[Dataset entries]
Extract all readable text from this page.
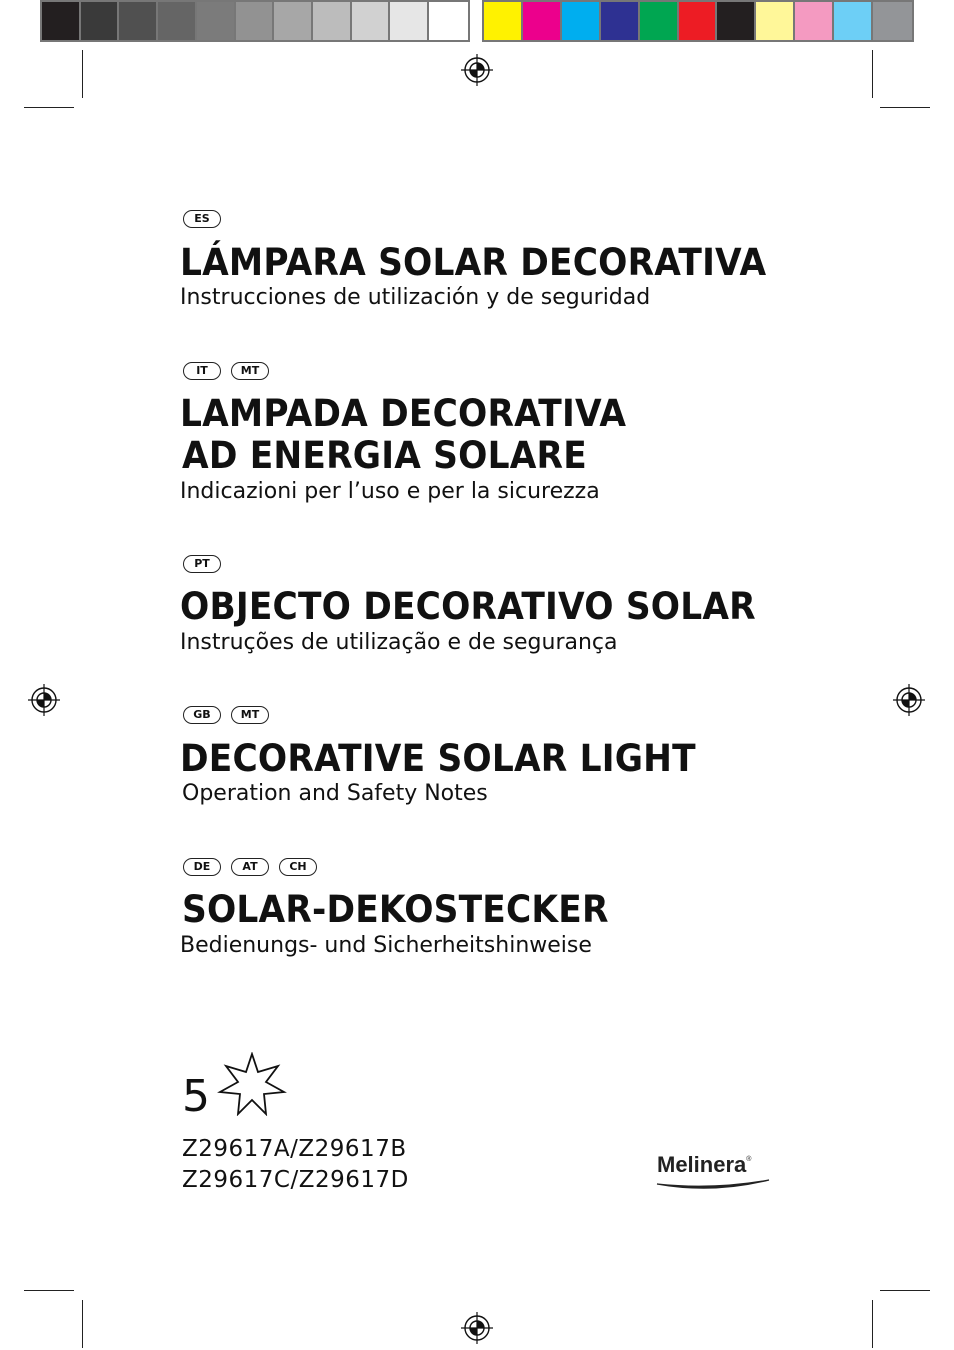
ES
LÁMPARA SOLAR DECORATIVA
Instrucciones de utilización y de seguridad
IT	MT
LAMPADA DECORATIVA
AD ENERGIA SOLARE
Indicazioni per l’uso e per la sicurezza
PT
OBJECTO DECORATIVO SOLAR
Instruções de utilização e de segurança
GB	MT
DECORATIVE SOLAR LIGHT
Operation and Safety Notes
DE	AT	CH
SOLAR-DEKOSTECKER
Bedienungs- und Sicherheitshinweise
5
Z29617A/Z29617B
Z29617C/Z29617D
Melinera®
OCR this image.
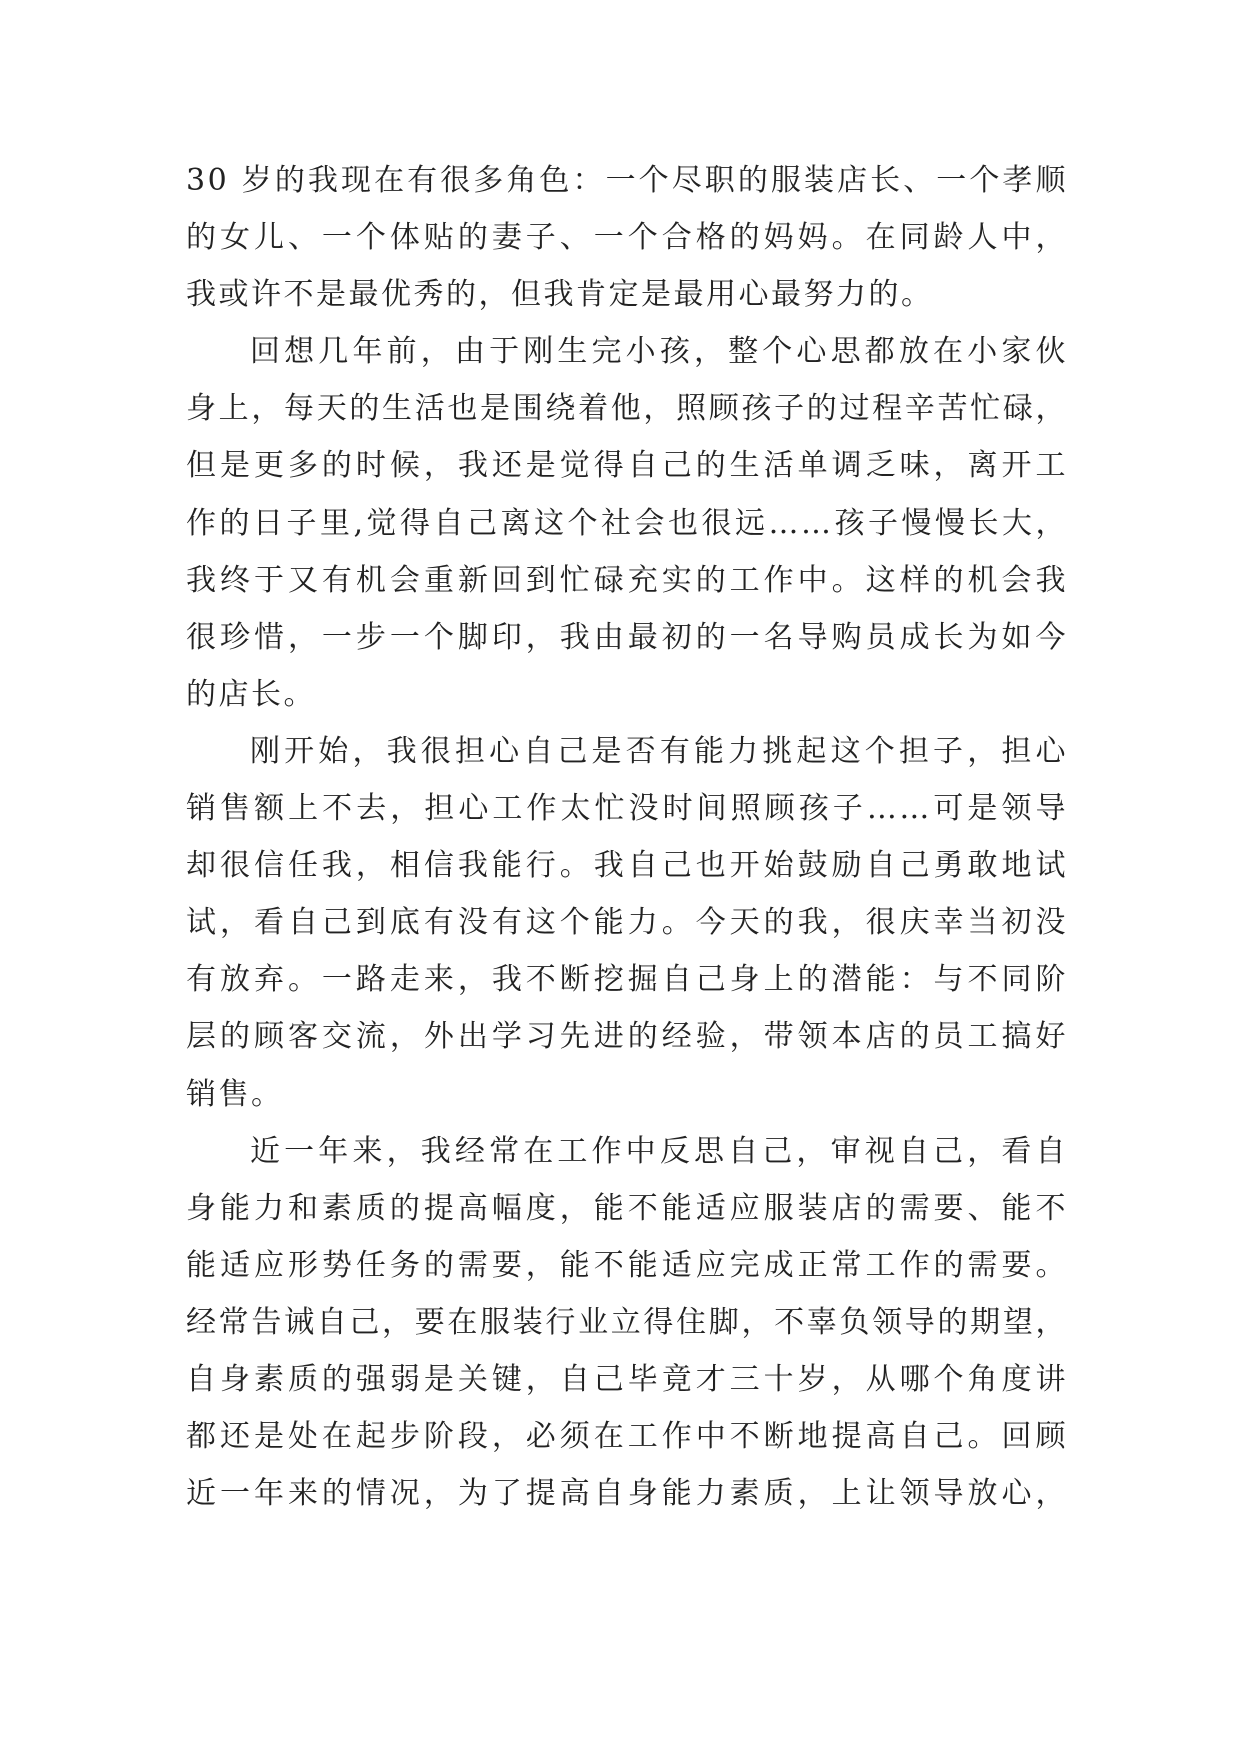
30 岁的我现在有很多角色：一个尽职的服装店长、一个孝顺
的女儿、一个体贴的妻子、一个合格的妈妈。在同龄人中，
我或许不是最优秀的，但我肯定是最用心最努力的。
回想几年前，由于刚生完小孩，整个心思都放在小家伙
身上，每天的生活也是围绕着他，照顾孩子的过程辛苦忙碌，
但是更多的时候，我还是觉得自己的生活单调乏味，离开工
作的日子里,觉得自己离这个社会也很远……孩子慢慢长大，
我终于又有机会重新回到忙碌充实的工作中。这样的机会我
很珍惜，一步一个脚印，我由最初的一名导购员成长为如今
的店长。
刚开始，我很担心自己是否有能力挑起这个担子，担心
销售额上不去，担心工作太忙没时间照顾孩子……可是领导
却很信任我，相信我能行。我自己也开始鼓励自己勇敢地试
试，看自己到底有没有这个能力。今天的我，很庆幸当初没
有放弃。一路走来，我不断挖掘自己身上的潜能：与不同阶
层的顾客交流，外出学习先进的经验，带领本店的员工搞好
销售。
近一年来，我经常在工作中反思自己，审视自己，看自
身能力和素质的提高幅度，能不能适应服装店的需要、能不
能适应形势任务的需要，能不能适应完成正常工作的需要。
经常告诫自己，要在服装行业立得住脚，不辜负领导的期望，
自身素质的强弱是关键，自己毕竟才三十岁，从哪个角度讲
都还是处在起步阶段，必须在工作中不断地提高自己。回顾
近一年来的情况，为了提高自身能力素质，上让领导放心，
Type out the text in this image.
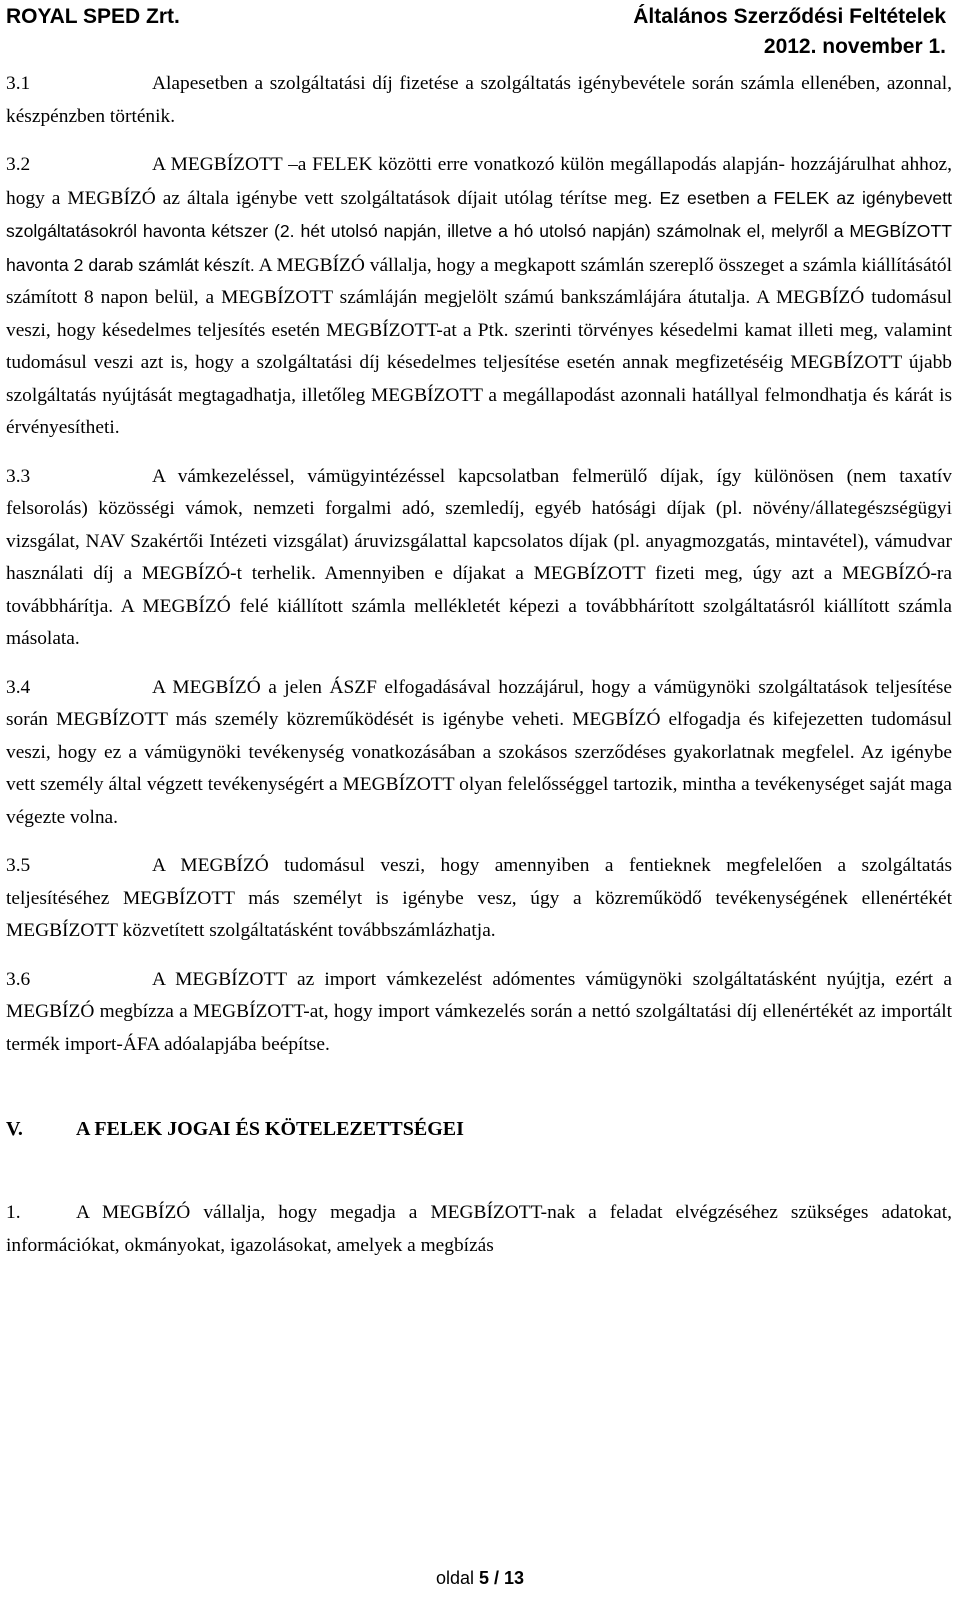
ROYAL SPED Zrt.	Általános Szerződési Feltételek
2012. november 1.

3.1	Alapesetben a szolgáltatási díj fizetése a szolgáltatás igénybevétele során számla ellenében, azonnal, készpénzben történik.

3.2	A MEGBÍZOTT –a FELEK közötti erre vonatkozó külön megállapodás alapján- hozzájárulhat ahhoz, hogy a MEGBÍZÓ az általa igénybe vett szolgáltatások díjait utólag térítse meg. Ez esetben a FELEK az igénybevett szolgáltatásokról havonta kétszer (2. hét utolsó napján, illetve a hó utolsó napján) számolnak el, melyről a MEGBÍZOTT havonta 2 darab számlát készít. A MEGBÍZÓ vállalja, hogy a megkapott számlán szereplő összeget a számla kiállításától számított 8 napon belül, a MEGBÍZOTT számláján megjelölt számú bankszámlájára átutalja. A MEGBÍZÓ tudomásul veszi, hogy késedelmes teljesítés esetén MEGBÍZOTT-at a Ptk. szerinti törvényes késedelmi kamat illeti meg, valamint tudomásul veszi azt is, hogy a szolgáltatási díj késedelmes teljesítése esetén annak megfizetéséig MEGBÍZOTT újabb szolgáltatás nyújtását megtagadhatja, illetőleg MEGBÍZOTT a megállapodást azonnali hatállyal felmondhatja és kárát is érvényesítheti.

3.3	A vámkezeléssel, vámügyintézéssel kapcsolatban felmerülő díjak, így különösen (nem taxatív felsorolás) közösségi vámok, nemzeti forgalmi adó, szemledíj, egyéb hatósági díjak (pl. növény/állategészségügyi vizsgálat, NAV Szakértői Intézeti vizsgálat) áruvizsgálattal kapcsolatos díjak (pl. anyagmozgatás, mintavétel), vámudvar használati díj a MEGBÍZÓ-t terhelik. Amennyiben e díjakat a MEGBÍZOTT fizeti meg, úgy azt a MEGBÍZÓ-ra továbbhárítja. A MEGBÍZÓ felé kiállított számla mellékletét képezi a továbbhárított szolgáltatásról kiállított számla másolata.

3.4	A MEGBÍZÓ a jelen ÁSZF elfogadásával hozzájárul, hogy a vámügynöki szolgáltatások teljesítése során MEGBÍZOTT más személy közreműködését is igénybe veheti. MEGBÍZÓ elfogadja és kifejezetten tudomásul veszi, hogy ez a vámügynöki tevékenység vonatkozásában a szokásos szerződéses gyakorlatnak megfelel. Az igénybe vett személy által végzett tevékenységért a MEGBÍZOTT olyan felelősséggel tartozik, mintha a tevékenységet saját maga végezte volna.

3.5	A MEGBÍZÓ tudomásul veszi, hogy amennyiben a fentieknek megfelelően a szolgáltatás teljesítéséhez MEGBÍZOTT más személyt is igénybe vesz, úgy a közreműködő tevékenységének ellenértékét MEGBÍZOTT közvetített szolgáltatásként továbbszámlázhatja.

3.6	A MEGBÍZOTT az import vámkezelést adómentes vámügynöki szolgáltatásként nyújtja, ezért a MEGBÍZÓ megbízza a MEGBÍZOTT-at, hogy import vámkezelés során a nettó szolgáltatási díj ellenértékét az importált termék import-ÁFA adóalapjába beépítse.

V.	A FELEK JOGAI ÉS KÖTELEZETTSÉGEI

1.	A MEGBÍZÓ vállalja, hogy megadja a MEGBÍZOTT-nak a feladat elvégzéséhez szükséges adatokat, információkat, okmányokat, igazolásokat, amelyek a megbízás

oldal 5 / 13
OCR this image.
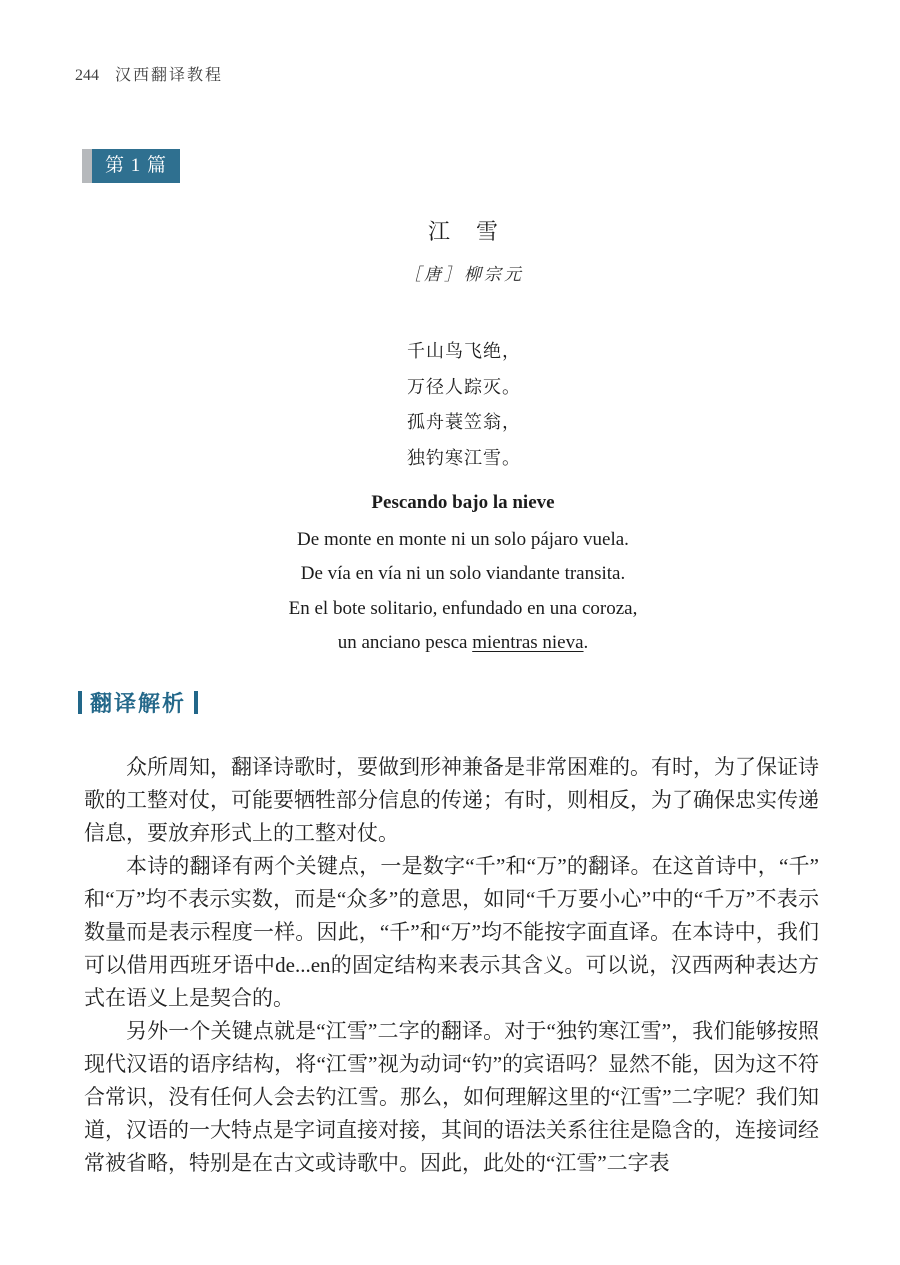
244 汉西翻译教程
第 1 篇
江　雪
［唐］柳宗元
千山鸟飞绝，
万径人踪灭。
孤舟蓑笠翁，
独钓寒江雪。
Pescando bajo la nieve
De monte en monte ni un solo pájaro vuela.
De vía en vía ni un solo viandante transita.
En el bote solitario, enfundado en una coroza,
un anciano pesca mientras nieva.
翻译解析

众所周知，翻译诗歌时，要做到形神兼备是非常困难的。有时，为了保证诗歌的工整对仗，可能要牺牲部分信息的传递；有时，则相反，为了确保忠实传递信息，要放弃形式上的工整对仗。

本诗的翻译有两个关键点，一是数字“千”和“万”的翻译。在这首诗中，“千”和“万”均不表示实数，而是“众多”的意思，如同“千万要小心”中的“千万”不表示数量而是表示程度一样。因此，“千”和“万”均不能按字面直译。在本诗中，我们可以借用西班牙语中de...en的固定结构来表示其含义。可以说，汉西两种表达方式在语义上是契合的。

另外一个关键点就是“江雪”二字的翻译。对于“独钓寒江雪”，我们能够按照现代汉语的语序结构，将“江雪”视为动词“钓”的宾语吗？显然不能，因为这不符合常识，没有任何人会去钓江雪。那么，如何理解这里的“江雪”二字呢？我们知道，汉语的一大特点是字词直接对接，其间的语法关系往往是隐含的，连接词经常被省略，特别是在古文或诗歌中。因此，此处的“江雪”二字表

• **Work to complete**:
Report how many lines above hold the string "this", giving nothing but the number.

• **Task output**:
4